• _AIM OF THE TASK_: Using the data beneath, show every line that includes the word "与此同时".
===== RECORD EXCERPTS
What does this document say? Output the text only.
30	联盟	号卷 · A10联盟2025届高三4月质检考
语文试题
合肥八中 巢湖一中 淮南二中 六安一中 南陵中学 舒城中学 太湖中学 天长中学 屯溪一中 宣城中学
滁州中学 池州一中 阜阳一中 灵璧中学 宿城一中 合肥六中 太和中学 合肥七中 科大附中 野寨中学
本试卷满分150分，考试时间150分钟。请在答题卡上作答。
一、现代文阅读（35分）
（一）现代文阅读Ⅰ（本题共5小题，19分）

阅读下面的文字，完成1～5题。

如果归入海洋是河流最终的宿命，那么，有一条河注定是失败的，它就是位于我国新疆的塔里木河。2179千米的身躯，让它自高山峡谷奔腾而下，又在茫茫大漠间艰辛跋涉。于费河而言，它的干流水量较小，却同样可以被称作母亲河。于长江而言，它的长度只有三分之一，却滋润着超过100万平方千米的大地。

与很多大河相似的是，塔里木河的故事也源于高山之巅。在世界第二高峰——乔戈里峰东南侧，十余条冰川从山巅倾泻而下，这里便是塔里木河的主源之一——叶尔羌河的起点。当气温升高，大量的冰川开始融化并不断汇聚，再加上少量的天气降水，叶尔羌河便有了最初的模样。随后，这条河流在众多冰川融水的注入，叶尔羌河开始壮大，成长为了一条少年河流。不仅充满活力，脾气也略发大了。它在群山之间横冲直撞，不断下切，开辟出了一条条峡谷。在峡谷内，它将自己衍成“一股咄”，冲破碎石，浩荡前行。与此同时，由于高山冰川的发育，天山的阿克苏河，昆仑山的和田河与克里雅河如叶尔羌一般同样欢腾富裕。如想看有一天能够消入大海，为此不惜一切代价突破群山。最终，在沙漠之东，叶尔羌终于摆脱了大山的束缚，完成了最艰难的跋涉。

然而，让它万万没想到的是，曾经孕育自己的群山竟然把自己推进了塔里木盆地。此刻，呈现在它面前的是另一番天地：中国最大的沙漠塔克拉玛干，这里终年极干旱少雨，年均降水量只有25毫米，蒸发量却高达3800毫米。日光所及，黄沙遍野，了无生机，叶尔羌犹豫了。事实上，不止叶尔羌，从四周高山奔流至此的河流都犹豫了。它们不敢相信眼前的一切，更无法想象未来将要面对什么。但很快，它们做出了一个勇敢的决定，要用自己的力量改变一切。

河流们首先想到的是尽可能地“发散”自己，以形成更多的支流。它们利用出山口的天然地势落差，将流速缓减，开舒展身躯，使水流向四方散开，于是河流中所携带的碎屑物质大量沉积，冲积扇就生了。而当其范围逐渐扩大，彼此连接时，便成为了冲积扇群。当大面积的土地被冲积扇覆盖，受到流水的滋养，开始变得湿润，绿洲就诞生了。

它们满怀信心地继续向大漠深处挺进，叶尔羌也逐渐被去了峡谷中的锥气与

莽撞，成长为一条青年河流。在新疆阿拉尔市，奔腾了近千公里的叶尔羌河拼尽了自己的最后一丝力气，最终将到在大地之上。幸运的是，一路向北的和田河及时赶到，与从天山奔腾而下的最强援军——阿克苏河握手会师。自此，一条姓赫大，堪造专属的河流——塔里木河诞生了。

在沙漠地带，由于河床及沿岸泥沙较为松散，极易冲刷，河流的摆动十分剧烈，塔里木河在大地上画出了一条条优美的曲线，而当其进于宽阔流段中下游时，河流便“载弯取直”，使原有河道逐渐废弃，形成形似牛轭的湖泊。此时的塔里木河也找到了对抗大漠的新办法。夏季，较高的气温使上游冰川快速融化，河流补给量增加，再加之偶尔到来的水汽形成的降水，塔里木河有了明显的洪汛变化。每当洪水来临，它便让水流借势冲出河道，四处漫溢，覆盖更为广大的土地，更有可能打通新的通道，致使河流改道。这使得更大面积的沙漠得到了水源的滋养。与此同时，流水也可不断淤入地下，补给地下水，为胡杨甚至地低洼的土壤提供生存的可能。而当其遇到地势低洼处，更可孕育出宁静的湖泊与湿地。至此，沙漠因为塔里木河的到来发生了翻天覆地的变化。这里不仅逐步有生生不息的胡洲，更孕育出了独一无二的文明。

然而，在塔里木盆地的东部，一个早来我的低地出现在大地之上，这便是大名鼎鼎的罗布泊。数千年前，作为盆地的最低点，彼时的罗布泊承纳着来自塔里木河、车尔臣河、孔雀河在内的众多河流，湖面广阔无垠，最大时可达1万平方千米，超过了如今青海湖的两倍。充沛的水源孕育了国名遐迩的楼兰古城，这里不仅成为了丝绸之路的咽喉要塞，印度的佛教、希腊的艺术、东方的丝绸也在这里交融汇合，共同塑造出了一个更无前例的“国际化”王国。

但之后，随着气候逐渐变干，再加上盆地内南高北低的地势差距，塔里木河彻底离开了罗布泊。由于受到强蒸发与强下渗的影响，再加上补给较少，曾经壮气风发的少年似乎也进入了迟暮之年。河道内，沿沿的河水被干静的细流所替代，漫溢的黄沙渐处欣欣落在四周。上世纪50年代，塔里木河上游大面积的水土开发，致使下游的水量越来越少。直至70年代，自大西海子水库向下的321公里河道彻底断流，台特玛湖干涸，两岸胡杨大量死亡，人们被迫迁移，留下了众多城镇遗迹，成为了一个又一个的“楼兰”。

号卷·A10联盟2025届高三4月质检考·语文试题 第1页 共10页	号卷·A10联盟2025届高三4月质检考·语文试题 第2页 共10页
==========
• _EXERCISE RESPONSE_:
与很多大河相似的是，塔里木河的故事也源于高山之巅。在世界第二高峰——乔戈里峰东南侧，十余条冰川从山巅倾泻而下，这里便是塔里木河的主源之一——叶尔羌河的起点。当气温升高，大量的冰川开始融化并不断汇聚，再加上少量的天气降水，叶尔羌河便有了最初的模样。随后，这条河流在众多冰川融水的注入，叶尔羌河开始壮大，成长为了一条少年河流。不仅充满活力，脾气也略发大了。它在群山之间横冲直撞，不断下切，开辟出了一条条峡谷。在峡谷内，它将自己衍成“一股咄”，冲破碎石，浩荡前行。与此同时，由于高山冰川的发育，天山的阿克苏河，昆仑山的和田河与克里雅河如叶尔羌一般同样欢腾富裕。如想看有一天能够消入大海，为此不惜一切代价突破群山。最终，在沙漠之东，叶尔羌终于摆脱了大山的束缚，完成了最艰难的跋涉。
在沙漠地带，由于河床及沿岸泥沙较为松散，极易冲刷，河流的摆动十分剧烈，塔里木河在大地上画出了一条条优美的曲线，而当其进于宽阔流段中下游时，河流便“载弯取直”，使原有河道逐渐废弃，形成形似牛轭的湖泊。此时的塔里木河也找到了对抗大漠的新办法。夏季，较高的气温使上游冰川快速融化，河流补给量增加，再加之偶尔到来的水汽形成的降水，塔里木河有了明显的洪汛变化。每当洪水来临，它便让水流借势冲出河道，四处漫溢，覆盖更为广大的土地，更有可能打通新的通道，致使河流改道。这使得更大面积的沙漠得到了水源的滋养。与此同时，流水也可不断淤入地下，补给地下水，为胡杨甚至地低洼的土壤提供生存的可能。而当其遇到地势低洼处，更可孕育出宁静的湖泊与湿地。至此，沙漠因为塔里木河的到来发生了翻天覆地的变化。这里不仅逐步有生生不息的胡洲，更孕育出了独一无二的文明。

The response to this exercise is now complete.